» STATED TASK
Report every line in the listing below where the string "Acousticness" shows up.

(Records from a collection of figures)
- - -
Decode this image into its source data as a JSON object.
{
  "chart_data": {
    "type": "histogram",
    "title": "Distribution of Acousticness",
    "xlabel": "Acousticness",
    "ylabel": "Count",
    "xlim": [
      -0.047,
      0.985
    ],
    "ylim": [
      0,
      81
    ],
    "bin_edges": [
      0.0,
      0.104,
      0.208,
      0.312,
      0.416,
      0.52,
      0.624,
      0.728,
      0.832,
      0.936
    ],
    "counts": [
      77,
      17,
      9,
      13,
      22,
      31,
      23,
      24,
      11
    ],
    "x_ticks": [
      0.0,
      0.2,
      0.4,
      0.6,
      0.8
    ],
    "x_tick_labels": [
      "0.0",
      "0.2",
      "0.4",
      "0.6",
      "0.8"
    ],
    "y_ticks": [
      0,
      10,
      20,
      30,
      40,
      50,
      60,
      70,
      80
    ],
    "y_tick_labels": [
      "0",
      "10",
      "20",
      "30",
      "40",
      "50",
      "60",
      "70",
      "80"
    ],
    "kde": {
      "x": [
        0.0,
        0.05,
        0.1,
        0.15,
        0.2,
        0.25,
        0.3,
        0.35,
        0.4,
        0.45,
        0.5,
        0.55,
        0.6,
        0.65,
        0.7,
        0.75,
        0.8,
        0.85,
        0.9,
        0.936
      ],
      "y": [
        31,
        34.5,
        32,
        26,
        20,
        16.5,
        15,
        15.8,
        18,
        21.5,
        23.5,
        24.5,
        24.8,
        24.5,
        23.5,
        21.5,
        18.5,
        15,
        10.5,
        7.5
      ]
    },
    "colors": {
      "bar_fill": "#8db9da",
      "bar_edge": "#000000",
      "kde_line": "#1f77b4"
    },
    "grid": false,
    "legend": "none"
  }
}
- - -
» EXPECTED ANSWER
    "title": "Distribution of Acousticness",
    "xlabel": "Acousticness",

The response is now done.